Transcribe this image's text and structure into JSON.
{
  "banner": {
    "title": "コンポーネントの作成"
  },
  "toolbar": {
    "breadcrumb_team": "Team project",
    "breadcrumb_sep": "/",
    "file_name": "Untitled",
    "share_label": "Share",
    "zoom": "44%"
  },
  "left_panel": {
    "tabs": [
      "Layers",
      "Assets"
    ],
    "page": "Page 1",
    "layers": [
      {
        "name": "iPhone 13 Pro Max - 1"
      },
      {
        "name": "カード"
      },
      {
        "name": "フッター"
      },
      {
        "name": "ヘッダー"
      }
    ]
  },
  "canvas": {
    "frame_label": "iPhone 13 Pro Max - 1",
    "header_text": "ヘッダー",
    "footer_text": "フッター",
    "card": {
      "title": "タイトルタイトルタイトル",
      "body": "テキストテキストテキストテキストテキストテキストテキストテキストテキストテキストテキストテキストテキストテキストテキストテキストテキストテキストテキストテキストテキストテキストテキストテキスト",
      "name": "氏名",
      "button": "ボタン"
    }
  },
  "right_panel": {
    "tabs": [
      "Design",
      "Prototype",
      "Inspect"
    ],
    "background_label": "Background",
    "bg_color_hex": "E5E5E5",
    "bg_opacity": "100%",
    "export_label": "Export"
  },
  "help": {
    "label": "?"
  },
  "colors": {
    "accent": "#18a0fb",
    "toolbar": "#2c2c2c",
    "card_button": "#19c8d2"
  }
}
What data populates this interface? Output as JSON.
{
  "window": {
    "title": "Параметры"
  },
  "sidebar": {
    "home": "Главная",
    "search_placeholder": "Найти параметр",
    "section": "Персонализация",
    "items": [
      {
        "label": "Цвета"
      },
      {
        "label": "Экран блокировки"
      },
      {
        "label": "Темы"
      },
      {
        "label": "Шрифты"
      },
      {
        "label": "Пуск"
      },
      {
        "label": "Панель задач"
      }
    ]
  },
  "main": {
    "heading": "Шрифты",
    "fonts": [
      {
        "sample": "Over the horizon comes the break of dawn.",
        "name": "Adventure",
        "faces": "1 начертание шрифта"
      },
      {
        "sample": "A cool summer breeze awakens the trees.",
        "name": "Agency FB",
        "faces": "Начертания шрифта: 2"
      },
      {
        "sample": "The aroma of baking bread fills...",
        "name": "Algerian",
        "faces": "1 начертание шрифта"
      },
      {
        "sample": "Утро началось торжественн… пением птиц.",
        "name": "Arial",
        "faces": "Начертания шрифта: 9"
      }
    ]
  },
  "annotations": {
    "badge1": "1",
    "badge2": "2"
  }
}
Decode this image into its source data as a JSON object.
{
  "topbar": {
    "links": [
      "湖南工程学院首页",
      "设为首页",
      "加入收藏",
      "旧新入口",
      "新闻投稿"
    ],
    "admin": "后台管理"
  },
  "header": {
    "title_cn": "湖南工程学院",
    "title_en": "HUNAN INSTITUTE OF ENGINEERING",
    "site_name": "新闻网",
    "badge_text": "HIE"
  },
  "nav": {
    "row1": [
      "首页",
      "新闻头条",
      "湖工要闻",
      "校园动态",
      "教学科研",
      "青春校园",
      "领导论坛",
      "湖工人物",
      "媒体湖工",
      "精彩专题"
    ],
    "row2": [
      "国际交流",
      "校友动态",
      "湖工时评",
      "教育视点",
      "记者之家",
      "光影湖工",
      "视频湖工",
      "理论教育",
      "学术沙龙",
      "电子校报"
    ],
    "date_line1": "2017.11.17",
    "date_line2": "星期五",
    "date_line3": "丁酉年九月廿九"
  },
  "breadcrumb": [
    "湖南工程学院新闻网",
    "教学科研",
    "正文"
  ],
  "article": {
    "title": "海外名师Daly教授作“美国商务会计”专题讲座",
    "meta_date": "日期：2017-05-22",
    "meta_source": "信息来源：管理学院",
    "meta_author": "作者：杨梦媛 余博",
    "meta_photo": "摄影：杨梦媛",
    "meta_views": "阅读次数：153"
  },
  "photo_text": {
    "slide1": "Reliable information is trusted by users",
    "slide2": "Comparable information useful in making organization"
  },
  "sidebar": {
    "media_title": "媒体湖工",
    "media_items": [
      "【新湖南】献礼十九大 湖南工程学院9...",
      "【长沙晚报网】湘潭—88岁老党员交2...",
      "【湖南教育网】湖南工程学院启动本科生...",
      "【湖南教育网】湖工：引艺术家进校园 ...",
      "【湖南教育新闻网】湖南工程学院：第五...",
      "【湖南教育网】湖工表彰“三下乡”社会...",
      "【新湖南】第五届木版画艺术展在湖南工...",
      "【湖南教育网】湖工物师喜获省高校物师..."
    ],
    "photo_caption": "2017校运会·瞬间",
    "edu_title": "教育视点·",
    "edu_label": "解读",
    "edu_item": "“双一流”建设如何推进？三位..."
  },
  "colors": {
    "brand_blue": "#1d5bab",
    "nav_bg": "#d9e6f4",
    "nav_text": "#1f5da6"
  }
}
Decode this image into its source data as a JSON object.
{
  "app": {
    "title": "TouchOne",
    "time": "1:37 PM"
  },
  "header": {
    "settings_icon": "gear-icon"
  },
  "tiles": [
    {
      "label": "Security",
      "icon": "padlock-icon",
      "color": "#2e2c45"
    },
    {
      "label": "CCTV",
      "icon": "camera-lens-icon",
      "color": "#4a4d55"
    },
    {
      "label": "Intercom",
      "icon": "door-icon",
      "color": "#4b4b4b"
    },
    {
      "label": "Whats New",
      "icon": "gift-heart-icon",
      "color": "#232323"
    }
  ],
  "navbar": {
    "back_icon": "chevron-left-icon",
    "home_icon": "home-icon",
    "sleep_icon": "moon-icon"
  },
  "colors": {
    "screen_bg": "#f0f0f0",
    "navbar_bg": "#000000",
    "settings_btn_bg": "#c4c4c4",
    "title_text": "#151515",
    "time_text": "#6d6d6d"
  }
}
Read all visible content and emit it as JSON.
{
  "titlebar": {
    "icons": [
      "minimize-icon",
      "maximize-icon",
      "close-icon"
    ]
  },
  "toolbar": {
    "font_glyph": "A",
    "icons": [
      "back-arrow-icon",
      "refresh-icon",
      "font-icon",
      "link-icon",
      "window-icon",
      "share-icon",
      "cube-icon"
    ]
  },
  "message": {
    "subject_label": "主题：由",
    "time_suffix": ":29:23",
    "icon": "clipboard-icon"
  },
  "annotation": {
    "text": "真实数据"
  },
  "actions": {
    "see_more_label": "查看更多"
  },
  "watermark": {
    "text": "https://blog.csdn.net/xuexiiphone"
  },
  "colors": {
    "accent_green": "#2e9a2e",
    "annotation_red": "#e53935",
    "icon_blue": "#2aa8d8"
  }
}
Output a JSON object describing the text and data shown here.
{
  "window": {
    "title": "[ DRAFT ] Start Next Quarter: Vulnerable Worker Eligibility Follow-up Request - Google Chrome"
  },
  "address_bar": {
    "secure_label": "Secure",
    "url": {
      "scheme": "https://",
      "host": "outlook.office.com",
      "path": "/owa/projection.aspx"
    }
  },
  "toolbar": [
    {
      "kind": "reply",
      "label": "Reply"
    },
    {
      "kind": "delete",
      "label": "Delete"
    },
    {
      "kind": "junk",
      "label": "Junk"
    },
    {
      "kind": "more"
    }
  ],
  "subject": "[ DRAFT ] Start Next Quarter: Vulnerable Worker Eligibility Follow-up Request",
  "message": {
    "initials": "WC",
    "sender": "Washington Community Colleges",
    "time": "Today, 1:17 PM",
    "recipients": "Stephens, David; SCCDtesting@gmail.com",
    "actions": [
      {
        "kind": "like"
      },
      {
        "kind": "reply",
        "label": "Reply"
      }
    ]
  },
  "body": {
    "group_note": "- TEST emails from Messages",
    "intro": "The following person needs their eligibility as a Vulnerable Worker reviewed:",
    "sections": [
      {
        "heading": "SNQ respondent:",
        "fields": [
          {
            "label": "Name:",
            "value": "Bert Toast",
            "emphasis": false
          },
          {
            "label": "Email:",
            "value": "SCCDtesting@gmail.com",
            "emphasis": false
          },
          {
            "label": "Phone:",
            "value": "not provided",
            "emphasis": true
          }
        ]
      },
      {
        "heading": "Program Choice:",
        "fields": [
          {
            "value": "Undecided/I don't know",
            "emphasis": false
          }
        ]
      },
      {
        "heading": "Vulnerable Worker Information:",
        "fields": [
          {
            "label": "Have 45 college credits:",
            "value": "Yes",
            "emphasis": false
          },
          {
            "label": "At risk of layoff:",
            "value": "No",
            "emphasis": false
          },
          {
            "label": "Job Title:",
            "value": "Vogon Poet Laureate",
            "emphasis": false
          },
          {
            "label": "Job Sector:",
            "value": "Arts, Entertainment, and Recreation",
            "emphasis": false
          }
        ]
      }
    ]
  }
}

====

Task to complete. State how many lines of the listing above include the word "Start". Give nothing but the number.

Expected answer. 2